● Task details
Transcribe the entries that follow, word for word.

(Figure record listings)
+ + + + +

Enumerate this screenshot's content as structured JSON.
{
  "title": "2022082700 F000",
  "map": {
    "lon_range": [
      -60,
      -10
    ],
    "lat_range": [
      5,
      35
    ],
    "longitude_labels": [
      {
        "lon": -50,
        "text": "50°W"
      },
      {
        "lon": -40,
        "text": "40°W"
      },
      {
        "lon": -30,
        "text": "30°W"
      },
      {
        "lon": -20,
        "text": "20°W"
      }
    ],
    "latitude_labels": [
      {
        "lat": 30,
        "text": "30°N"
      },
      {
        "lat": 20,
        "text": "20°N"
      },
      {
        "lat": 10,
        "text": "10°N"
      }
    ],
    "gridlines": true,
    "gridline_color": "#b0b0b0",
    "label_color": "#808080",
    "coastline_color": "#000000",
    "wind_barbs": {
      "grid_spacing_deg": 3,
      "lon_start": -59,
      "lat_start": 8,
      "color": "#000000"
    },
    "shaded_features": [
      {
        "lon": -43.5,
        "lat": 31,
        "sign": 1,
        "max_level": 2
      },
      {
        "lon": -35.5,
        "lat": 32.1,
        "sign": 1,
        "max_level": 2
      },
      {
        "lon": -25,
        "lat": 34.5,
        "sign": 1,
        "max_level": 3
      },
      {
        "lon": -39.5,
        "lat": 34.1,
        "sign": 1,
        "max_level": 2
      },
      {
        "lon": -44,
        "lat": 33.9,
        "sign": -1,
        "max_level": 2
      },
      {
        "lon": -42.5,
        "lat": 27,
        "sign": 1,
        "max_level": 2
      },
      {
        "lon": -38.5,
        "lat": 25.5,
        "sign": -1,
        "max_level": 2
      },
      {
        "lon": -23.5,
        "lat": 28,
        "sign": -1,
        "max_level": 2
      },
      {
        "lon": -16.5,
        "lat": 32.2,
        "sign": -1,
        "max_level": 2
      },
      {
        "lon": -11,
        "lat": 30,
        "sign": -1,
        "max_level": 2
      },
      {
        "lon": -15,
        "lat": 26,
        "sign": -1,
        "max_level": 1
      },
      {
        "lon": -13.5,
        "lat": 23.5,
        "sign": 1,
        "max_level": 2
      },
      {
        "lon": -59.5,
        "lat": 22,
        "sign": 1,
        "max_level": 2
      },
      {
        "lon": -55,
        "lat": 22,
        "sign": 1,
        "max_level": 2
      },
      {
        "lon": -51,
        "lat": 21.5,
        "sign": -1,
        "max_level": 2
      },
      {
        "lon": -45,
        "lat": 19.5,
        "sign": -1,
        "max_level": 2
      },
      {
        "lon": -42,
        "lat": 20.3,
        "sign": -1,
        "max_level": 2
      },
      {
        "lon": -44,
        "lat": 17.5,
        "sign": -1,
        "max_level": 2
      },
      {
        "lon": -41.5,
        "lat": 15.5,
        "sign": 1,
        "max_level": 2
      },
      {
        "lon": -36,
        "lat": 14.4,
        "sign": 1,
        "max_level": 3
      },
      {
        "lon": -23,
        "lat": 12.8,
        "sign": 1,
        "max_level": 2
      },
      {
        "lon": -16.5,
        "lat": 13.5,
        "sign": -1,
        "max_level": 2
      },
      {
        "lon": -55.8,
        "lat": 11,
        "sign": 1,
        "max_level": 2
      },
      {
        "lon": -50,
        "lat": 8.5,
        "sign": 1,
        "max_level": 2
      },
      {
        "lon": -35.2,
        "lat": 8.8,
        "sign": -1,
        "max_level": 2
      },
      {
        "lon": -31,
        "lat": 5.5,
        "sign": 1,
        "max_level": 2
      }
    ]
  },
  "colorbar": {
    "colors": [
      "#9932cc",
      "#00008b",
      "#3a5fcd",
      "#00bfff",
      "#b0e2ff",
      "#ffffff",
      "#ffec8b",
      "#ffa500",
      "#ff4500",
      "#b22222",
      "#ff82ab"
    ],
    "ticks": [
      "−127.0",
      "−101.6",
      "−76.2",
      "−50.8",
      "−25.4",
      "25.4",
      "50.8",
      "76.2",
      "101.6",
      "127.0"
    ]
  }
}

+ + + + +

● Solution to this exercise
Enumerate this screenshot's content as structured JSON.
{
  "title": "2022082700 F000",
  "map": {
    "lon_range": [
      -60,
      -10
    ],
    "lat_range": [
      5,
      35
    ],
    "longitude_labels": [
      {
        "lon": -50,
        "text": "50°W"
      },
      {
        "lon": -40,
        "text": "40°W"
      },
      {
        "lon": -30,
        "text": "30°W"
      },
      {
        "lon": -20,
        "text": "20°W"
      }
    ],
    "latitude_labels": [
      {
        "lat": 30,
        "text": "30°N"
      },
      {
        "lat": 20,
        "text": "20°N"
      },
      {
        "lat": 10,
        "text": "10°N"
      }
    ],
    "gridlines": true,
    "gridline_color": "#b0b0b0",
    "label_color": "#808080",
    "coastline_color": "#000000",
    "wind_barbs": {
      "grid_spacing_deg": 3,
      "lon_start": -59,
      "lat_start": 8,
      "color": "#000000"
    },
    "shaded_features": [
      {
        "lon": -43.5,
        "lat": 31,
        "sign": 1,
        "max_level": 2
      },
      {
        "lon": -35.5,
        "lat": 32.1,
        "sign": 1,
        "max_level": 2
      },
      {
        "lon": -25,
        "lat": 34.5,
        "sign": 1,
        "max_level": 3
      },
      {
        "lon": -39.5,
        "lat": 34.1,
        "sign": 1,
        "max_level": 2
      },
      {
        "lon": -44,
        "lat": 33.9,
        "sign": -1,
        "max_level": 2
      },
      {
        "lon": -42.5,
        "lat": 27,
        "sign": 1,
        "max_level": 2
      },
      {
        "lon": -38.5,
        "lat": 25.5,
        "sign": -1,
        "max_level": 2
      },
      {
        "lon": -23.5,
        "lat": 28,
        "sign": -1,
        "max_level": 2
      },
      {
        "lon": -16.5,
        "lat": 32.2,
        "sign": -1,
        "max_level": 2
      },
      {
        "lon": -11,
        "lat": 30,
        "sign": -1,
        "max_level": 2
      },
      {
        "lon": -15,
        "lat": 26,
        "sign": -1,
        "max_level": 1
      },
      {
        "lon": -13.5,
        "lat": 23.5,
        "sign": 1,
        "max_level": 2
      },
      {
        "lon": -59.5,
        "lat": 22,
        "sign": 1,
        "max_level": 2
      },
      {
        "lon": -55,
        "lat": 22,
        "sign": 1,
        "max_level": 2
      },
      {
        "lon": -51,
        "lat": 21.5,
        "sign": -1,
        "max_level": 2
      },
      {
        "lon": -45,
        "lat": 19.5,
        "sign": -1,
        "max_level": 2
      },
      {
        "lon": -42,
        "lat": 20.3,
        "sign": -1,
        "max_level": 2
      },
      {
        "lon": -44,
        "lat": 17.5,
        "sign": -1,
        "max_level": 2
      },
      {
        "lon": -41.5,
        "lat": 15.5,
        "sign": 1,
        "max_level": 2
      },
      {
        "lon": -36,
        "lat": 14.4,
        "sign": 1,
        "max_level": 3
      },
      {
        "lon": -23,
        "lat": 12.8,
        "sign": 1,
        "max_level": 2
      },
      {
        "lon": -16.5,
        "lat": 13.5,
        "sign": -1,
        "max_level": 2
      },
      {
        "lon": -55.8,
        "lat": 11,
        "sign": 1,
        "max_level": 2
      },
      {
        "lon": -50,
        "lat": 8.5,
        "sign": 1,
        "max_level": 2
      },
      {
        "lon": -35.2,
        "lat": 8.8,
        "sign": -1,
        "max_level": 2
      },
      {
        "lon": -31,
        "lat": 5.5,
        "sign": 1,
        "max_level": 2
      }
    ]
  },
  "colorbar": {
    "colors": [
      "#9932cc",
      "#00008b",
      "#3a5fcd",
      "#00bfff",
      "#b0e2ff",
      "#ffffff",
      "#ffec8b",
      "#ffa500",
      "#ff4500",
      "#b22222",
      "#ff82ab"
    ],
    "ticks": [
      "−127.0",
      "−101.6",
      "−76.2",
      "−50.8",
      "−25.4",
      "25.4",
      "50.8",
      "76.2",
      "101.6",
      "127.0"
    ]
  }
}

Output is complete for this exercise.